ROWS:
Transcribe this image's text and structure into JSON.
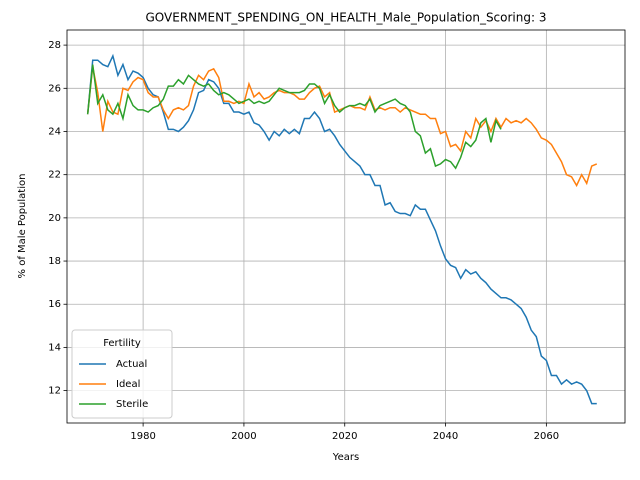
{
  "chart_data": {
    "type": "line",
    "title": "GOVERNMENT_SPENDING_ON_HEALTH_Male_Population_Scoring: 3",
    "x_label": "Years",
    "y_label": "% of Male Population",
    "legend_title": "Fertility",
    "legend": "lower left",
    "grid": true,
    "x": [
      1969,
      1970,
      1971,
      1972,
      1973,
      1974,
      1975,
      1976,
      1977,
      1978,
      1979,
      1980,
      1981,
      1982,
      1983,
      1984,
      1985,
      1986,
      1987,
      1988,
      1989,
      1990,
      1991,
      1992,
      1993,
      1994,
      1995,
      1996,
      1997,
      1998,
      1999,
      2000,
      2001,
      2002,
      2003,
      2004,
      2005,
      2006,
      2007,
      2008,
      2009,
      2010,
      2011,
      2012,
      2013,
      2014,
      2015,
      2016,
      2017,
      2018,
      2019,
      2020,
      2021,
      2022,
      2023,
      2024,
      2025,
      2026,
      2027,
      2028,
      2029,
      2030,
      2031,
      2032,
      2033,
      2034,
      2035,
      2036,
      2037,
      2038,
      2039,
      2040,
      2041,
      2042,
      2043,
      2044,
      2045,
      2046,
      2047,
      2048,
      2049,
      2050,
      2051,
      2052,
      2053,
      2054,
      2055,
      2056,
      2057,
      2058,
      2059,
      2060,
      2061,
      2062,
      2063,
      2064,
      2065,
      2066,
      2067,
      2068,
      2069,
      2070
    ],
    "series": [
      {
        "name": "Actual",
        "color": "#1f77b4",
        "values": [
          24.8,
          27.3,
          27.3,
          27.1,
          27.0,
          27.5,
          26.6,
          27.1,
          26.4,
          26.8,
          26.7,
          26.5,
          26.0,
          25.7,
          25.6,
          24.9,
          24.1,
          24.1,
          24.0,
          24.2,
          24.5,
          25.0,
          25.8,
          25.9,
          26.4,
          26.3,
          26.0,
          25.3,
          25.3,
          24.9,
          24.9,
          24.8,
          24.9,
          24.4,
          24.3,
          24.0,
          23.6,
          24.0,
          23.8,
          24.1,
          23.9,
          24.1,
          23.9,
          24.6,
          24.6,
          24.9,
          24.6,
          24.0,
          24.1,
          23.8,
          23.4,
          23.1,
          22.8,
          22.6,
          22.4,
          22.0,
          22.0,
          21.5,
          21.5,
          20.6,
          20.7,
          20.3,
          20.2,
          20.2,
          20.1,
          20.6,
          20.4,
          20.4,
          19.9,
          19.4,
          18.7,
          18.1,
          17.8,
          17.7,
          17.2,
          17.6,
          17.4,
          17.5,
          17.2,
          17.0,
          16.7,
          16.5,
          16.3,
          16.3,
          16.2,
          16.0,
          15.8,
          15.4,
          14.8,
          14.5,
          13.6,
          13.4,
          12.7,
          12.7,
          12.3,
          12.5,
          12.3,
          12.4,
          12.3,
          12.0,
          11.4,
          11.4
        ]
      },
      {
        "name": "Ideal",
        "color": "#ff7f0e",
        "values": [
          24.8,
          27.0,
          25.8,
          24.0,
          25.4,
          24.9,
          24.8,
          26.0,
          25.9,
          26.3,
          26.5,
          26.4,
          25.8,
          25.6,
          25.6,
          25.0,
          24.6,
          25.0,
          25.1,
          25.0,
          25.2,
          26.1,
          26.6,
          26.4,
          26.8,
          26.9,
          26.5,
          25.4,
          25.4,
          25.3,
          25.4,
          25.3,
          26.2,
          25.6,
          25.8,
          25.5,
          25.6,
          25.8,
          25.9,
          25.8,
          25.8,
          25.7,
          25.5,
          25.5,
          25.8,
          26.0,
          26.1,
          25.6,
          25.8,
          24.9,
          25.0,
          25.1,
          25.2,
          25.1,
          25.1,
          25.0,
          25.6,
          25.0,
          25.1,
          25.0,
          25.1,
          25.1,
          24.9,
          25.1,
          25.0,
          24.9,
          24.8,
          24.8,
          24.6,
          24.6,
          23.9,
          24.0,
          23.3,
          23.4,
          23.1,
          24.0,
          23.7,
          24.6,
          24.2,
          24.5,
          24.0,
          24.6,
          24.2,
          24.6,
          24.4,
          24.5,
          24.4,
          24.6,
          24.4,
          24.1,
          23.7,
          23.6,
          23.4,
          23.0,
          22.6,
          22.0,
          21.9,
          21.5,
          22.0,
          21.6,
          22.4,
          22.5
        ]
      },
      {
        "name": "Sterile",
        "color": "#2ca02c",
        "values": [
          24.8,
          27.1,
          25.3,
          25.7,
          25.0,
          24.8,
          25.3,
          24.6,
          25.7,
          25.2,
          25.0,
          25.0,
          24.9,
          25.1,
          25.2,
          25.5,
          26.1,
          26.1,
          26.4,
          26.2,
          26.6,
          26.4,
          26.2,
          26.1,
          26.2,
          25.9,
          25.7,
          25.8,
          25.7,
          25.5,
          25.3,
          25.4,
          25.5,
          25.3,
          25.4,
          25.3,
          25.4,
          25.7,
          26.0,
          25.9,
          25.8,
          25.8,
          25.8,
          25.9,
          26.2,
          26.2,
          26.0,
          25.3,
          25.7,
          25.2,
          24.9,
          25.1,
          25.2,
          25.2,
          25.3,
          25.2,
          25.5,
          24.9,
          25.2,
          25.3,
          25.4,
          25.5,
          25.3,
          25.2,
          24.9,
          24.0,
          23.8,
          23.0,
          23.2,
          22.4,
          22.5,
          22.7,
          22.6,
          22.3,
          22.8,
          23.5,
          23.3,
          23.6,
          24.4,
          24.6,
          23.5,
          24.5,
          24.1,
          null,
          null,
          null,
          null,
          null,
          null,
          null,
          null,
          null,
          null,
          null,
          null,
          null,
          null,
          null,
          null,
          null,
          null,
          null
        ]
      }
    ],
    "xlim": [
      1964.9,
      2075.6
    ],
    "xticks": [
      1980,
      2000,
      2020,
      2040,
      2060
    ],
    "ylim": [
      10.5,
      28.7
    ],
    "yticks": [
      12,
      14,
      16,
      18,
      20,
      22,
      24,
      26,
      28
    ]
  }
}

SET EXERCISE: Extract all lines containing the word "color".

SOLVED PROBLEM:
        "color": "#1f77b4",
        "color": "#ff7f0e",
        "color": "#2ca02c",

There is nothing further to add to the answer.